**Task details**
Show all lines that include the string "name"; copy each one.

=======

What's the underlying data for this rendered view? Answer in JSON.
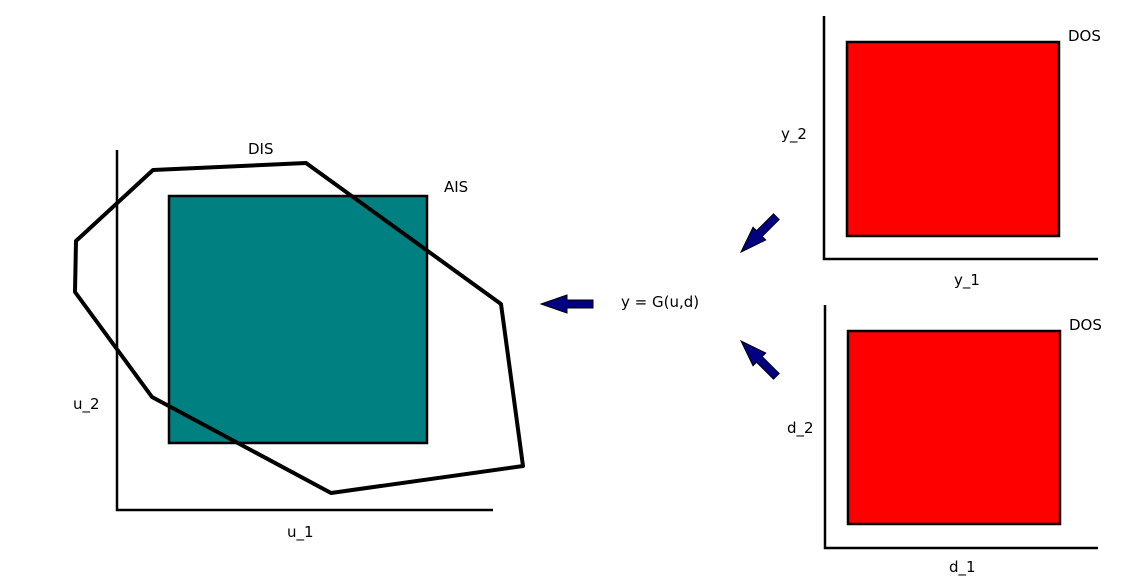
{
  "colors": {
    "background": "#ffffff",
    "ais_fill": "#008080",
    "dos_fill": "#ff0000",
    "outline": "#000000",
    "arrow": "#000080"
  },
  "input_space": {
    "x_axis_label": "u_1",
    "y_axis_label": "u_2",
    "dis_label": "DIS",
    "ais_label": "AIS"
  },
  "mapping": {
    "equation": "y = G(u,d)"
  },
  "output_space": {
    "x_axis_label": "y_1",
    "y_axis_label": "y_2",
    "region_label": "DOS"
  },
  "disturbance_space": {
    "x_axis_label": "d_1",
    "y_axis_label": "d_2",
    "region_label": "DOS"
  },
  "arrows": [
    {
      "icon": "arrow-left-icon",
      "direction": "left"
    },
    {
      "icon": "arrow-down-left-icon",
      "direction": "down-left"
    },
    {
      "icon": "arrow-up-left-icon",
      "direction": "up-left"
    }
  ]
}
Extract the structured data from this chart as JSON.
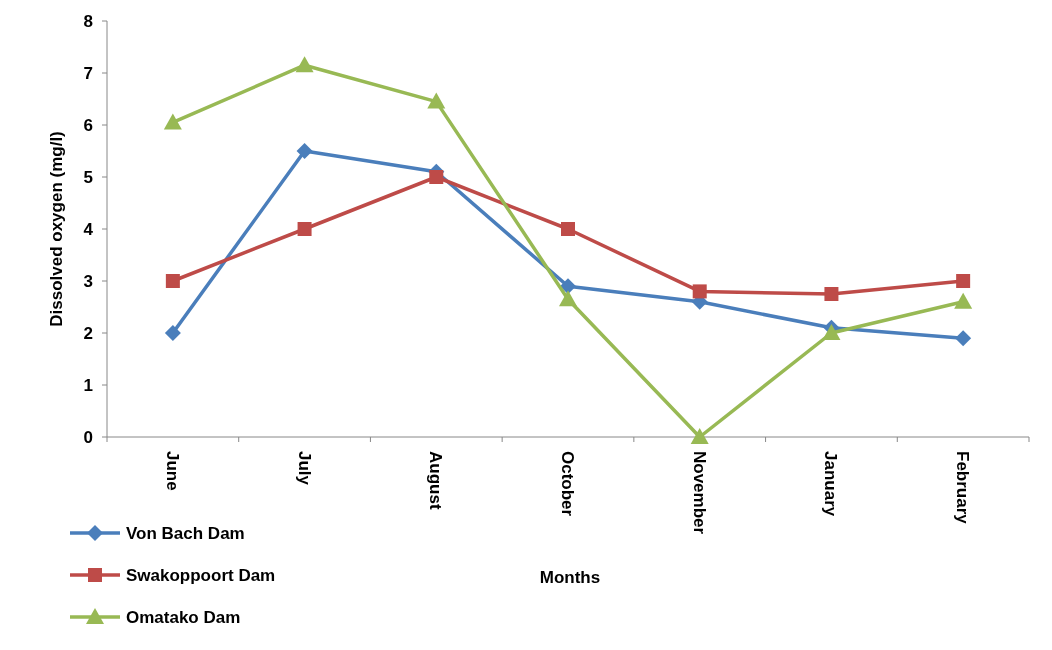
{
  "chart_data": {
    "type": "line",
    "xlabel": "Months",
    "ylabel": "Dissolved oxygen (mg/l)",
    "categories": [
      "June",
      "July",
      "August",
      "October",
      "November",
      "January",
      "February"
    ],
    "ylim": [
      0,
      8
    ],
    "yticks": [
      0,
      1,
      2,
      3,
      4,
      5,
      6,
      7,
      8
    ],
    "grid": false,
    "legend": "bottom left",
    "series": [
      {
        "name": "Von Bach Dam",
        "color": "#4a7ebb",
        "marker": "diamond",
        "values": [
          2,
          5.5,
          5.1,
          2.9,
          2.6,
          2.1,
          1.9
        ]
      },
      {
        "name": "Swakoppoort Dam",
        "color": "#be4b48",
        "marker": "square",
        "values": [
          3,
          4,
          5,
          4,
          2.8,
          2.75,
          3
        ]
      },
      {
        "name": "Omatako Dam",
        "color": "#98b954",
        "marker": "triangle",
        "values": [
          6.05,
          7.15,
          6.45,
          2.65,
          0,
          2,
          2.6
        ]
      }
    ]
  }
}
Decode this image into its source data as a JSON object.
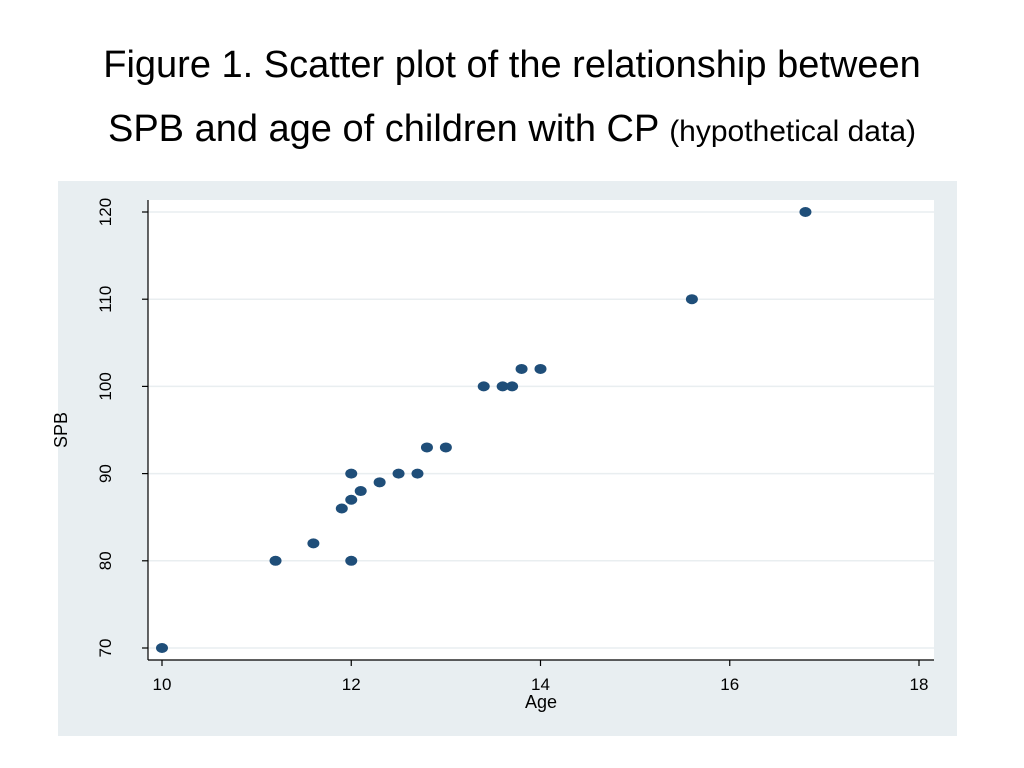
{
  "title": {
    "line1": "Figure 1. Scatter plot of the relationship between",
    "line2_main": "SPB and age of children with CP",
    "line2_note": "(hypothetical data)"
  },
  "colors": {
    "frame_bg": "#e8eef1",
    "plot_bg": "#ffffff",
    "grid": "#e9eef0",
    "marker": "#1f4e79",
    "axis": "#000000"
  },
  "chart_data": {
    "type": "scatter",
    "xlabel": "Age",
    "ylabel": "SPB",
    "xlim": [
      10,
      18
    ],
    "ylim": [
      70,
      120
    ],
    "xticks": [
      10,
      12,
      14,
      16,
      18
    ],
    "yticks": [
      70,
      80,
      90,
      100,
      110,
      120
    ],
    "grid": true,
    "points": [
      {
        "x": 10.0,
        "y": 70
      },
      {
        "x": 11.2,
        "y": 80
      },
      {
        "x": 11.6,
        "y": 82
      },
      {
        "x": 11.9,
        "y": 86
      },
      {
        "x": 12.0,
        "y": 80
      },
      {
        "x": 12.0,
        "y": 87
      },
      {
        "x": 12.0,
        "y": 90
      },
      {
        "x": 12.1,
        "y": 88
      },
      {
        "x": 12.3,
        "y": 89
      },
      {
        "x": 12.5,
        "y": 90
      },
      {
        "x": 12.7,
        "y": 90
      },
      {
        "x": 12.8,
        "y": 93
      },
      {
        "x": 13.0,
        "y": 93
      },
      {
        "x": 13.4,
        "y": 100
      },
      {
        "x": 13.6,
        "y": 100
      },
      {
        "x": 13.7,
        "y": 100
      },
      {
        "x": 13.8,
        "y": 102
      },
      {
        "x": 14.0,
        "y": 102
      },
      {
        "x": 15.6,
        "y": 110
      },
      {
        "x": 16.8,
        "y": 120
      }
    ]
  }
}
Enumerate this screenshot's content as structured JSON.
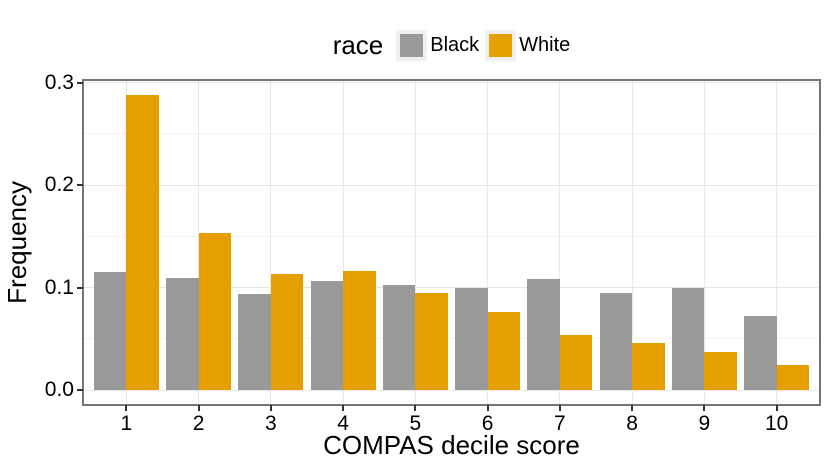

=======

**Complete output**
        "name": "Von Bach Dam",
        "name": "Swakoppoort Dam",
        "name": "Omatako Dam",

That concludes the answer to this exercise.